Identify each line below containing the string "Smlouva" and copy it.

Stored records:
>>

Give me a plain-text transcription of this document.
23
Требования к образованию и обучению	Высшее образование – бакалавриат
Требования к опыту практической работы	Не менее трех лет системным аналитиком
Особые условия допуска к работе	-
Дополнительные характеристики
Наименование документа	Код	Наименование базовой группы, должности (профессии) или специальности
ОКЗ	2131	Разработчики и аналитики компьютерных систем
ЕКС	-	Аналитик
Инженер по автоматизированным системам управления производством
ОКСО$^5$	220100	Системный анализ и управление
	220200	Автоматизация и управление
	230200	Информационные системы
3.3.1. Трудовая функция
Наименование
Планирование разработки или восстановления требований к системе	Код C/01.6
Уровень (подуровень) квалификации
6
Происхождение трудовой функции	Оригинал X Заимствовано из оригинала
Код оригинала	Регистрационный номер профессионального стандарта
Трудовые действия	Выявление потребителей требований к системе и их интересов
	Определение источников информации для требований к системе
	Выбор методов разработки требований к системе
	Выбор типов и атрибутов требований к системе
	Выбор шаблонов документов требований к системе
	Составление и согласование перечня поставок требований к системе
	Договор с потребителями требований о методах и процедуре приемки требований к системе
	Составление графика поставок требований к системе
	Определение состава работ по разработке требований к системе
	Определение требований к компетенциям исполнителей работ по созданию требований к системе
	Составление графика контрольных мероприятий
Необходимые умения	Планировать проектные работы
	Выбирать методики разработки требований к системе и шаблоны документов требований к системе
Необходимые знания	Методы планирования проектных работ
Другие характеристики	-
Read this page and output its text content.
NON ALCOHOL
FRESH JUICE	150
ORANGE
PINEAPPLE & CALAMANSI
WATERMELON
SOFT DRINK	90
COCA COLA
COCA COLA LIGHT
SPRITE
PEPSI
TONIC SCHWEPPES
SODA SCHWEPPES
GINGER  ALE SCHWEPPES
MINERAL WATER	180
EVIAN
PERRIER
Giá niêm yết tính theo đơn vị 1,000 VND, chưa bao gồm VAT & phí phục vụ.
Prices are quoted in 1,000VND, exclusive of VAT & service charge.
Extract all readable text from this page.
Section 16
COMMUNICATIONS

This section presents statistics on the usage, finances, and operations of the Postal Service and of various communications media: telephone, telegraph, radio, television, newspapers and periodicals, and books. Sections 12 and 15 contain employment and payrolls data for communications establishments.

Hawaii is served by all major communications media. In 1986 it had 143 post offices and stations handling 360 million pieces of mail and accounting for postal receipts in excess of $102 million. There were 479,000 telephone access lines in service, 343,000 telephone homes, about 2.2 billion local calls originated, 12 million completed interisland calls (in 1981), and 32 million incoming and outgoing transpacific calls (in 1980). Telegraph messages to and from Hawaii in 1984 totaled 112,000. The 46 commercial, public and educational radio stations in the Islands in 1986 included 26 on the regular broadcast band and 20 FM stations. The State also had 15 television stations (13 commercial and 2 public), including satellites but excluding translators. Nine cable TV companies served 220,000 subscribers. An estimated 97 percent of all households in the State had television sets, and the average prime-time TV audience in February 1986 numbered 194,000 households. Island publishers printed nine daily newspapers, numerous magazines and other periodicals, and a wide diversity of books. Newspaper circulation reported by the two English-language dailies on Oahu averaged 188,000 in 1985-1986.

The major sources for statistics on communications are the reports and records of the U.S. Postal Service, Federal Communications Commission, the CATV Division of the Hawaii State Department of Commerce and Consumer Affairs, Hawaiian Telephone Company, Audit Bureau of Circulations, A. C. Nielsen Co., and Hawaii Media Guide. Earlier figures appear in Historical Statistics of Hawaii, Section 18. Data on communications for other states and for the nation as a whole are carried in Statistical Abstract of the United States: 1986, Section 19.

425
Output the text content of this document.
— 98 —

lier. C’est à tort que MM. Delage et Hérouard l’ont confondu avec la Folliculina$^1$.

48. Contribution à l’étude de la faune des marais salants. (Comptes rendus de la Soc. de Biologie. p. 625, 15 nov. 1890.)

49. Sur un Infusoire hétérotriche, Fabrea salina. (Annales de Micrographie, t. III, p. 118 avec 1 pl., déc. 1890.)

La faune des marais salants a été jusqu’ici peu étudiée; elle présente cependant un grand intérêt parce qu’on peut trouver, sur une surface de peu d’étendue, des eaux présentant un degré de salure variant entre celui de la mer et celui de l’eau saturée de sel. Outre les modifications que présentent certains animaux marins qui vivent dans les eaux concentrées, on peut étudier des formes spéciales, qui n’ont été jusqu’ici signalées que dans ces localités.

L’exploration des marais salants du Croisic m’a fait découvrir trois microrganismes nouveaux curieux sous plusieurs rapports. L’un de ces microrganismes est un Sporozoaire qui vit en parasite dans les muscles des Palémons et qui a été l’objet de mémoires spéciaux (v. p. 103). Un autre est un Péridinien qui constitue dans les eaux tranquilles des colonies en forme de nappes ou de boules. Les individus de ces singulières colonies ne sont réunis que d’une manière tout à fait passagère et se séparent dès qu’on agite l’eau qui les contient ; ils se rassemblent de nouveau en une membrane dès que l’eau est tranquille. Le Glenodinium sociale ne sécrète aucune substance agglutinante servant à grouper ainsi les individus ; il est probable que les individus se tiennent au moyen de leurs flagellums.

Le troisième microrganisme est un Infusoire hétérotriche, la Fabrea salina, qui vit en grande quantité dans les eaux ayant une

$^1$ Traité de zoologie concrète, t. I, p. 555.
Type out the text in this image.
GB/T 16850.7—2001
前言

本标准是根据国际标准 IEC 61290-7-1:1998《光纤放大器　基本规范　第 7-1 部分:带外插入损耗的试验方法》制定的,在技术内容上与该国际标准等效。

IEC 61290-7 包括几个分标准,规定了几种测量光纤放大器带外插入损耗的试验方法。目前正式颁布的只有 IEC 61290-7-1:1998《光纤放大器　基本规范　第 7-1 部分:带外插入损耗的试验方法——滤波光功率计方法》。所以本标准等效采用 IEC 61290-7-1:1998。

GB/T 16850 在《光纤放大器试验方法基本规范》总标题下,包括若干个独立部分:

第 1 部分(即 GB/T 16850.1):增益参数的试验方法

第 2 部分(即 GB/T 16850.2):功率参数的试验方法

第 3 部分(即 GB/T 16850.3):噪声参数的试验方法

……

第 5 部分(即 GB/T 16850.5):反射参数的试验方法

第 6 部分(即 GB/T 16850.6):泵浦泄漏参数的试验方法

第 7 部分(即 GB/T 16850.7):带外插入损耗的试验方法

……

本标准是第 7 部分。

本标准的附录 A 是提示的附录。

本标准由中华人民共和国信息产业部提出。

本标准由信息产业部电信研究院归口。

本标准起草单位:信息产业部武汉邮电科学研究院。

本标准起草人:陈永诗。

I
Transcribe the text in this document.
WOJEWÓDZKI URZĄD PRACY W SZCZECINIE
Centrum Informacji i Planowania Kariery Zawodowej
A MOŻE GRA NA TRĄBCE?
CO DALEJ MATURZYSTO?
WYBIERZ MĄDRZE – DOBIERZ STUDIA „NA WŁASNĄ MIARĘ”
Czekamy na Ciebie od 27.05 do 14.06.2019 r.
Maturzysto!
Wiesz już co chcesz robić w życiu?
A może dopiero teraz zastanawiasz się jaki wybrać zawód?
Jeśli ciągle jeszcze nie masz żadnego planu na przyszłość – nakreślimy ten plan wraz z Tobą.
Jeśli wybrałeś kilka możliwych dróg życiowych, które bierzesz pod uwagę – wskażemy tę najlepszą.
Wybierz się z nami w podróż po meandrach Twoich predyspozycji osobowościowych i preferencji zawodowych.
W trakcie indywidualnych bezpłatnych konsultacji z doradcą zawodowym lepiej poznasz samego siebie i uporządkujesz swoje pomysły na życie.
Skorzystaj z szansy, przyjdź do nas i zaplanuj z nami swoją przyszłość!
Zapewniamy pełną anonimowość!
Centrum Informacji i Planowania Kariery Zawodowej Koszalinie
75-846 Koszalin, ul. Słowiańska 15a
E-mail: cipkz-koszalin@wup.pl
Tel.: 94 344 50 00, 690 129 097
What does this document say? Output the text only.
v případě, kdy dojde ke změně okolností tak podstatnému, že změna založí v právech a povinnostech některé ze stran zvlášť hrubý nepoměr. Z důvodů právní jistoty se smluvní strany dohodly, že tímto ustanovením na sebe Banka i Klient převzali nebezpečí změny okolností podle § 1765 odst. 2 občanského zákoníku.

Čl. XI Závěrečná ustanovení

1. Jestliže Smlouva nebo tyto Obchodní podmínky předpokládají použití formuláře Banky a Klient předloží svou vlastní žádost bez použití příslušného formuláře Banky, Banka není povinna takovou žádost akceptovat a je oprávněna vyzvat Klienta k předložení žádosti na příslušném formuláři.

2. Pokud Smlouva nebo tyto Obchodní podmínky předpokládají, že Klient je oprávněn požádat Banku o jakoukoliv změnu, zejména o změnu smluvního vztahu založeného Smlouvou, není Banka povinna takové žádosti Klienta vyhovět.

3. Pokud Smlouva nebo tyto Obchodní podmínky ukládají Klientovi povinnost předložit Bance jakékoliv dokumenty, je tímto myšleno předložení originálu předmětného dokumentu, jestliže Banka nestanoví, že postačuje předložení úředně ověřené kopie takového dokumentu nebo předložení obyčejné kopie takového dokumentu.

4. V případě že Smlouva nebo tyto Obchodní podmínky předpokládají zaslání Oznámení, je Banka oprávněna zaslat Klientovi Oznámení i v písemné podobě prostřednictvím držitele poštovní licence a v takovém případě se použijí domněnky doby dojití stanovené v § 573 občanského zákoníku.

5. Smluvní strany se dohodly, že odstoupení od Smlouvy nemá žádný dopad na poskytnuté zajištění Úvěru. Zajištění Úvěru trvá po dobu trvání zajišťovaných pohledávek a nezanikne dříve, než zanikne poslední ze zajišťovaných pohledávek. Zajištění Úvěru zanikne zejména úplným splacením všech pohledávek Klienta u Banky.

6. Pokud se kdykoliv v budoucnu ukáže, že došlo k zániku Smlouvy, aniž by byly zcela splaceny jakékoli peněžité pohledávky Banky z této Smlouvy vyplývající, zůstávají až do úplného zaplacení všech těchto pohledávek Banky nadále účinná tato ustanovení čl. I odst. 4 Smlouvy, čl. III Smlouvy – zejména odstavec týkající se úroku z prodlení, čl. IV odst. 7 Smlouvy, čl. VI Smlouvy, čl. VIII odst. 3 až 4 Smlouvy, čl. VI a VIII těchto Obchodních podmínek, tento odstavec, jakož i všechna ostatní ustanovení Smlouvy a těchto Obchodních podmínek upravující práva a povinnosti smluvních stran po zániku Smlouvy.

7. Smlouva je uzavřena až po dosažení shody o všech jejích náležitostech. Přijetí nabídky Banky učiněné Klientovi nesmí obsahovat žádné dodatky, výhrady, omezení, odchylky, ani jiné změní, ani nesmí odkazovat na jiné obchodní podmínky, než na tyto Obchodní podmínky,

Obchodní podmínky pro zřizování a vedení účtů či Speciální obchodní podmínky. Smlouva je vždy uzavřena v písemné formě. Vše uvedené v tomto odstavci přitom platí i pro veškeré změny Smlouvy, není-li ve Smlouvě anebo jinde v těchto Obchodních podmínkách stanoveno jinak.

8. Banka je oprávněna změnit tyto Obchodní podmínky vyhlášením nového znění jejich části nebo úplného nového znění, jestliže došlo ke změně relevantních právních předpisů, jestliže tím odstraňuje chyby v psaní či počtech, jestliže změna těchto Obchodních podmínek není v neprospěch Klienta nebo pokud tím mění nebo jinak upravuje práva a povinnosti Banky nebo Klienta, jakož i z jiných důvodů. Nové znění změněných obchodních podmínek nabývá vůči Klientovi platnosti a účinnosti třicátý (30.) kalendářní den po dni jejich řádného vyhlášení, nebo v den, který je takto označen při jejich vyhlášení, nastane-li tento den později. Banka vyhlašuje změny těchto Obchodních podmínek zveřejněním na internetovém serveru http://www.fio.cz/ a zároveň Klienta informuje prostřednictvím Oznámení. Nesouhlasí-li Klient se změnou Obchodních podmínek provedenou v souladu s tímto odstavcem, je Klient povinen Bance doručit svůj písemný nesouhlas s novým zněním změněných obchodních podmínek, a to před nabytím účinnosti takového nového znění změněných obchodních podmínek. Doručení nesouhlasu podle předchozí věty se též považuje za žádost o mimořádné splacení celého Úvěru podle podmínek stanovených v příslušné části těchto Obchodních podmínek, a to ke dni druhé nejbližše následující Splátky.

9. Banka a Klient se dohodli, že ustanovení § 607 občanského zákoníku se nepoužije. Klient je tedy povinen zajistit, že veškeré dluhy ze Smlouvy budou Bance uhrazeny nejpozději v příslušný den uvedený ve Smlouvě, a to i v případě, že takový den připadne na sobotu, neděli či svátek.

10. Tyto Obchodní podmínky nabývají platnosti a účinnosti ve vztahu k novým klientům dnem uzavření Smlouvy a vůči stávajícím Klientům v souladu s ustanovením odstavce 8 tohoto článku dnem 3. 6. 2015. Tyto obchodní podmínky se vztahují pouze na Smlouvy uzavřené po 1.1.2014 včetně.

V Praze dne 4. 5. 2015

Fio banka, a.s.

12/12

<<

Task output:
1. Jestliže Smlouva nebo tyto Obchodní podmínky předpokládají použití formuláře Banky a Klient předloží svou vlastní žádost bez použití příslušného formuláře Banky, Banka není povinna takovou žádost akceptovat a je oprávněna vyzvat Klienta k předložení žádosti na příslušném formuláři.
2. Pokud Smlouva nebo tyto Obchodní podmínky předpokládají, že Klient je oprávněn požádat Banku o jakoukoliv změnu, zejména o změnu smluvního vztahu založeného Smlouvou, není Banka povinna takové žádosti Klienta vyhovět.
3. Pokud Smlouva nebo tyto Obchodní podmínky ukládají Klientovi povinnost předložit Bance jakékoliv dokumenty, je tímto myšleno předložení originálu předmětného dokumentu, jestliže Banka nestanoví, že postačuje předložení úředně ověřené kopie takového dokumentu nebo předložení obyčejné kopie takového dokumentu.
4. V případě že Smlouva nebo tyto Obchodní podmínky předpokládají zaslání Oznámení, je Banka oprávněna zaslat Klientovi Oznámení i v písemné podobě prostřednictvím držitele poštovní licence a v takovém případě se použijí domněnky doby dojití stanovené v § 573 občanského zákoníku.
7. Smlouva je uzavřena až po dosažení shody o všech jejích náležitostech. Přijetí nabídky Banky učiněné Klientovi nesmí obsahovat žádné dodatky, výhrady, omezení, odchylky, ani jiné změní, ani nesmí odkazovat na jiné obchodní podmínky, než na tyto Obchodní podmínky,
Obchodní podmínky pro zřizování a vedení účtů či Speciální obchodní podmínky. Smlouva je vždy uzavřena v písemné formě. Vše uvedené v tomto odstavci přitom platí i pro veškeré změny Smlouvy, není-li ve Smlouvě anebo jinde v těchto Obchodních podmínkách stanoveno jinak.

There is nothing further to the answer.